Look through the listing and locate every line containing the word "follow"; copy those lines.
[start of GIVEN RECORDS]
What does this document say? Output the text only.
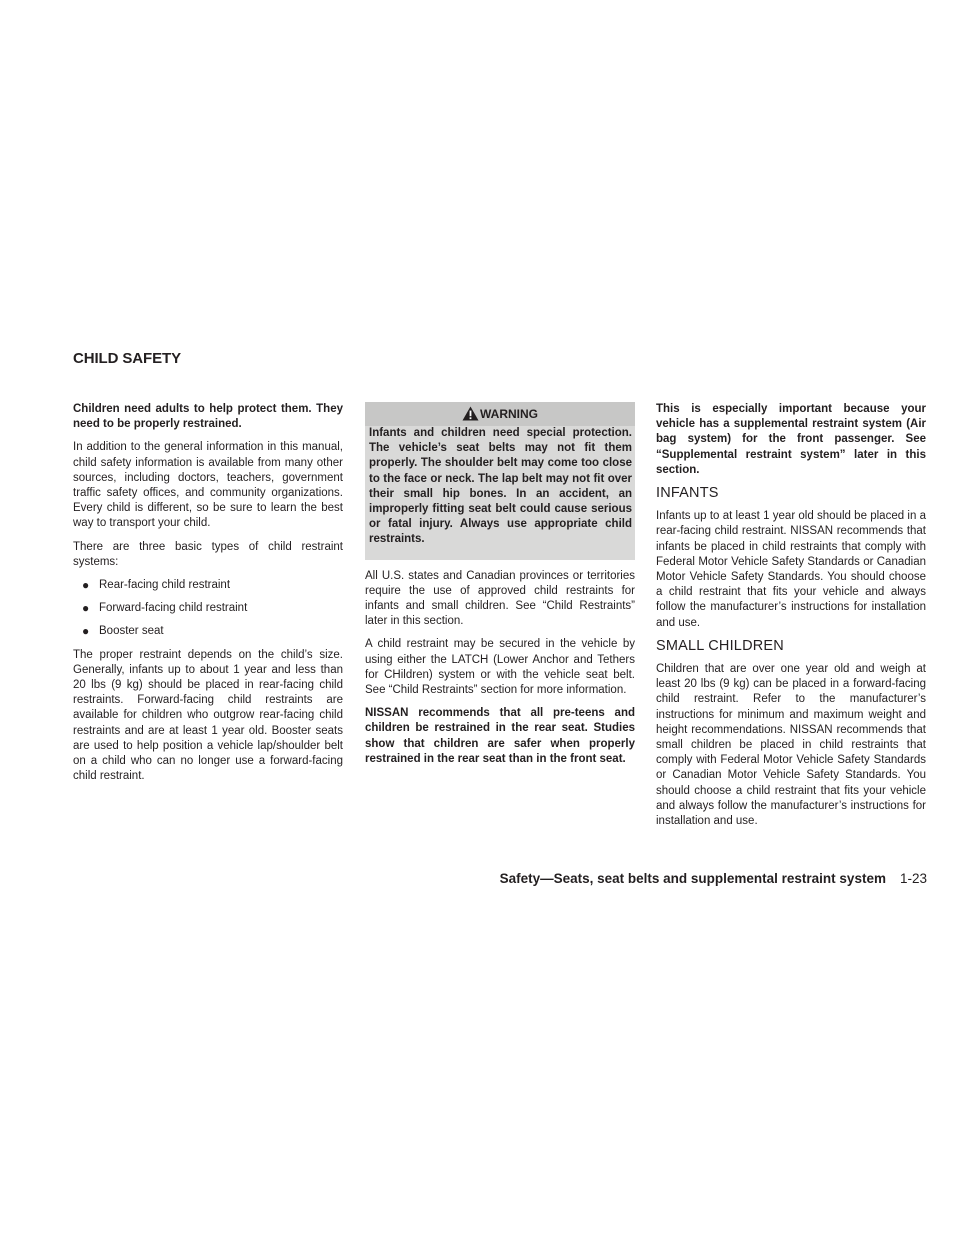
CHILD SAFETY

Children need adults to help protect them. They need to be properly restrained.

In addition to the general information in this manual, child safety information is available from many other sources, including doctors, teachers, government traffic safety offices, and community organizations. Every child is different, so be sure to learn the best way to transport your child.

There are three basic types of child restraint systems:

● Rear-facing child restraint
● Forward-facing child restraint
● Booster seat

The proper restraint depends on the child’s size. Generally, infants up to about 1 year and less than 20 lbs (9 kg) should be placed in rear-facing child restraints. Forward-facing child restraints are available for children who outgrow rear-facing child restraints and are at least 1 year old. Booster seats are used to help position a vehicle lap/shoulder belt on a child who can no longer use a forward-facing child restraint.

WARNING

Infants and children need special protection. The vehicle’s seat belts may not fit them properly. The shoulder belt may come too close to the face or neck. The lap belt may not fit over their small hip bones. In an accident, an improperly fitting seat belt could cause serious or fatal injury. Always use appropriate child restraints.

All U.S. states and Canadian provinces or territories require the use of approved child restraints for infants and small children. See “Child Restraints” later in this section.

A child restraint may be secured in the vehicle by using either the LATCH (Lower Anchor and Tethers for CHildren) system or with the vehicle seat belt. See “Child Restraints” section for more information.

NISSAN recommends that all pre-teens and children be restrained in the rear seat. Studies show that children are safer when properly restrained in the rear seat than in the front seat.

This is especially important because your vehicle has a supplemental restraint system (Air bag system) for the front passenger. See “Supplemental restraint system” later in this section.

INFANTS

Infants up to at least 1 year old should be placed in a rear-facing child restraint. NISSAN recommends that infants be placed in child restraints that comply with Federal Motor Vehicle Safety Standards or Canadian Motor Vehicle Safety Standards. You should choose a child restraint that fits your vehicle and always follow the manufacturer’s instructions for installation and use.

SMALL CHILDREN

Children that are over one year old and weigh at least 20 lbs (9 kg) can be placed in a forward-facing child restraint. Refer to the manufacturer’s instructions for minimum and maximum weight and height recommendations. NISSAN recommends that small children be placed in child restraints that comply with Federal Motor Vehicle Safety Standards or Canadian Motor Vehicle Safety Standards. You should choose a child restraint that fits your vehicle and always follow the manufacturer’s instructions for installation and use.

Safety—Seats, seat belts and supplemental restraint system 1-23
[end of GIVEN RECORDS]
FINISHED ANSWER >>
Infants up to at least 1 year old should be placed in a rear-facing child restraint. NISSAN recommends that infants be placed in child restraints that comply with Federal Motor Vehicle Safety Standards or Canadian Motor Vehicle Safety Standards. You should choose a child restraint that fits your vehicle and always follow the manufacturer’s instructions for installation and use.
Children that are over one year old and weigh at least 20 lbs (9 kg) can be placed in a forward-facing child restraint. Refer to the manufacturer’s instructions for minimum and maximum weight and height recommendations. NISSAN recommends that small children be placed in child restraints that comply with Federal Motor Vehicle Safety Standards or Canadian Motor Vehicle Safety Standards. You should choose a child restraint that fits your vehicle and always follow the manufacturer’s instructions for installation and use.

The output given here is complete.